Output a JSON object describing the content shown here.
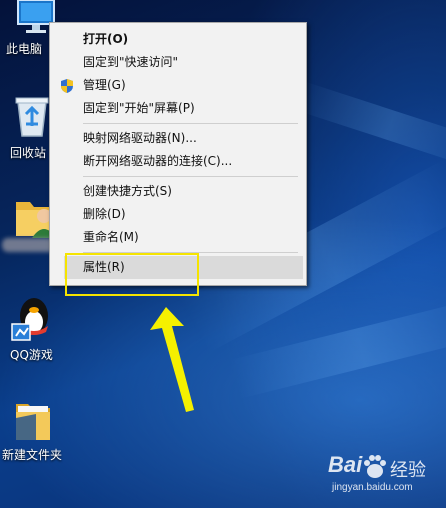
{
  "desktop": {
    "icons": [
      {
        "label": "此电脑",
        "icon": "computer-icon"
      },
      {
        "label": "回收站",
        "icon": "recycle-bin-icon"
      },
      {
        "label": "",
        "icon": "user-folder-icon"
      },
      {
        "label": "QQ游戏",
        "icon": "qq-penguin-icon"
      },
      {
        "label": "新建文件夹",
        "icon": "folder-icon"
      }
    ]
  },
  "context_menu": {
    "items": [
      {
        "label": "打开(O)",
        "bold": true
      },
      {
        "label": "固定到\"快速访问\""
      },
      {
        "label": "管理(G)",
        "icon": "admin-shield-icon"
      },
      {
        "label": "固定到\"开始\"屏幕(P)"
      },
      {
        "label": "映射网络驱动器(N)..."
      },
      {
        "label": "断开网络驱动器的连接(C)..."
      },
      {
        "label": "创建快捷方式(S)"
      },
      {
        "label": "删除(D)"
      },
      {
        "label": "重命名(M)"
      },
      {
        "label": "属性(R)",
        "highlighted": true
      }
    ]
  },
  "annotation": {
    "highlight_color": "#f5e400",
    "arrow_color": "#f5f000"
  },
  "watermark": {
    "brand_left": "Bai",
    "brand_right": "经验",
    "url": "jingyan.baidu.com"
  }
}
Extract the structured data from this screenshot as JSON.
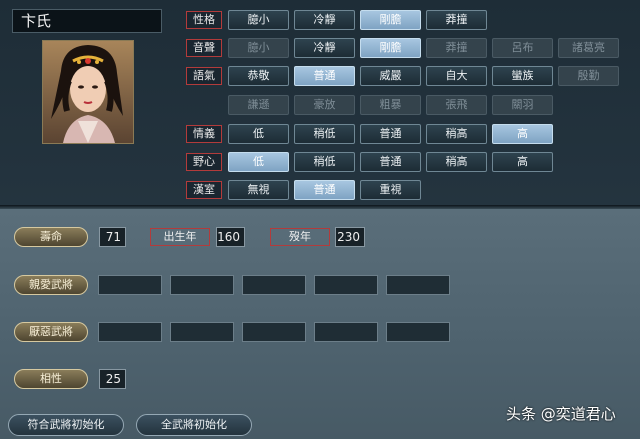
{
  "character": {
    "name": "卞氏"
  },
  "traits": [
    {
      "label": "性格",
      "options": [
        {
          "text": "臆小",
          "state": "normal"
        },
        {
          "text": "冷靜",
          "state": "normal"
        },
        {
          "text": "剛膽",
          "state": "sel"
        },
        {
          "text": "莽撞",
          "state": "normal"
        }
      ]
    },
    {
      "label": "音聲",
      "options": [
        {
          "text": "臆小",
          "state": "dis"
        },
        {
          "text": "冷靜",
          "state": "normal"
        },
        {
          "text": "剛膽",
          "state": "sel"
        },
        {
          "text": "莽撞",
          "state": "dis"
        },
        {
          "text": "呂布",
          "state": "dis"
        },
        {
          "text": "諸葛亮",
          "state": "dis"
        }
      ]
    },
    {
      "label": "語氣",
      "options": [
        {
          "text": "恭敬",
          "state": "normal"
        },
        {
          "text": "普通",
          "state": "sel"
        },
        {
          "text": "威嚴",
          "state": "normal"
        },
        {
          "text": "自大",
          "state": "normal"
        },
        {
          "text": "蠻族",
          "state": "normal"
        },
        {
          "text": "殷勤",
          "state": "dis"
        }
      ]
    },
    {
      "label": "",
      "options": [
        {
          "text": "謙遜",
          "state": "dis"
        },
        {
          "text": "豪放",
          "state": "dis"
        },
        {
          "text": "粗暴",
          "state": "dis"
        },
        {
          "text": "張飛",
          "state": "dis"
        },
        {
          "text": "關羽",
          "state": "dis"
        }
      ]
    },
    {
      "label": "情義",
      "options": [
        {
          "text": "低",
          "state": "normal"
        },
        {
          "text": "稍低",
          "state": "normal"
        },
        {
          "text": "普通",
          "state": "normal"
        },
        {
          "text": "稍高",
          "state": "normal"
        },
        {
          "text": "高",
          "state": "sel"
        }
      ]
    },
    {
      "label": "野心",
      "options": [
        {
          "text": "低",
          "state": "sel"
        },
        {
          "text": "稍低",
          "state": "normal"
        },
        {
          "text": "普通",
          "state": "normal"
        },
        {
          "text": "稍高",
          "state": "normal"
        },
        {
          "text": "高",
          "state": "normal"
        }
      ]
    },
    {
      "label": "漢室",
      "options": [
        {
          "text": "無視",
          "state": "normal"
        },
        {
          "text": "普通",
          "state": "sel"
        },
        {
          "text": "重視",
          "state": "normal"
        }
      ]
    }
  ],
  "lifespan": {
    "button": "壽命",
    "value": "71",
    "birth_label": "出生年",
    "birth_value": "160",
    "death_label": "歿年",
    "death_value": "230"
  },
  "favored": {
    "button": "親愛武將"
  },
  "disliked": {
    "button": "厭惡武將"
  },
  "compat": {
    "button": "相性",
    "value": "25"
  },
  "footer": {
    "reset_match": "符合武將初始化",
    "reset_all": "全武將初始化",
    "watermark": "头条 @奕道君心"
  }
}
•••••
Your objective
Report how many lines in the entries hold the string "button". Nothing but the number is wanted.

Solution below
4